Written instruction. Copy out the entries exactly, from the first line to the last.

☆ ☆ ☆ ☆ ☆

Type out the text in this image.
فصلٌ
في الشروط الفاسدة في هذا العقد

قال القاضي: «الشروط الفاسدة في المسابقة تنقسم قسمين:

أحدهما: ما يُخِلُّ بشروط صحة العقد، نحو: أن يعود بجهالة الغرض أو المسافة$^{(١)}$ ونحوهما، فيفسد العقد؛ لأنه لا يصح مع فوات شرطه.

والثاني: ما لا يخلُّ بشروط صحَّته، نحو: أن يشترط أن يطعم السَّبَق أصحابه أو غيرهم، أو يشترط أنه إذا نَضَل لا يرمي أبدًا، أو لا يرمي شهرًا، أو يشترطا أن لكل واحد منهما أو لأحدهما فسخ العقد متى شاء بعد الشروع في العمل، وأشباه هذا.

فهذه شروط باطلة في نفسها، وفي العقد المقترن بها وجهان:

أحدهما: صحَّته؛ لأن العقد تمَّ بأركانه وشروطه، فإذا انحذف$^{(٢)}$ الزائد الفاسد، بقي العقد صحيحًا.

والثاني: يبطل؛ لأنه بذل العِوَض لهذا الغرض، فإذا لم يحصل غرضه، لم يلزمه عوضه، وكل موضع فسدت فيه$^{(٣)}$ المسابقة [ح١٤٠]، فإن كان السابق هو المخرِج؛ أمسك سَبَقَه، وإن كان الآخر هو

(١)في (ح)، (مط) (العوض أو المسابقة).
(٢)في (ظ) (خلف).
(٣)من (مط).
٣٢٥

☆ ☆ ☆ ☆ ☆

Task solution.
Type out the text in this image.
فصلٌ
في الشروط الفاسدة في هذا العقد

قال القاضي: «الشروط الفاسدة في المسابقة تنقسم قسمين:

أحدهما: ما يُخِلُّ بشروط صحة العقد، نحو: أن يعود بجهالة الغرض أو المسافة$^{(١)}$ ونحوهما، فيفسد العقد؛ لأنه لا يصح مع فوات شرطه.

والثاني: ما لا يخلُّ بشروط صحَّته، نحو: أن يشترط أن يطعم السَّبَق أصحابه أو غيرهم، أو يشترط أنه إذا نَضَل لا يرمي أبدًا، أو لا يرمي شهرًا، أو يشترطا أن لكل واحد منهما أو لأحدهما فسخ العقد متى شاء بعد الشروع في العمل، وأشباه هذا.

فهذه شروط باطلة في نفسها، وفي العقد المقترن بها وجهان:

أحدهما: صحَّته؛ لأن العقد تمَّ بأركانه وشروطه، فإذا انحذف$^{(٢)}$ الزائد الفاسد، بقي العقد صحيحًا.

والثاني: يبطل؛ لأنه بذل العِوَض لهذا الغرض، فإذا لم يحصل غرضه، لم يلزمه عوضه، وكل موضع فسدت فيه$^{(٣)}$ المسابقة [ح١٤٠]، فإن كان السابق هو المخرِج؛ أمسك سَبَقَه، وإن كان الآخر هو

(١)في (ح)، (مط) (العوض أو المسابقة).
(٢)في (ظ) (خلف).
(٣)من (مط).
٣٢٥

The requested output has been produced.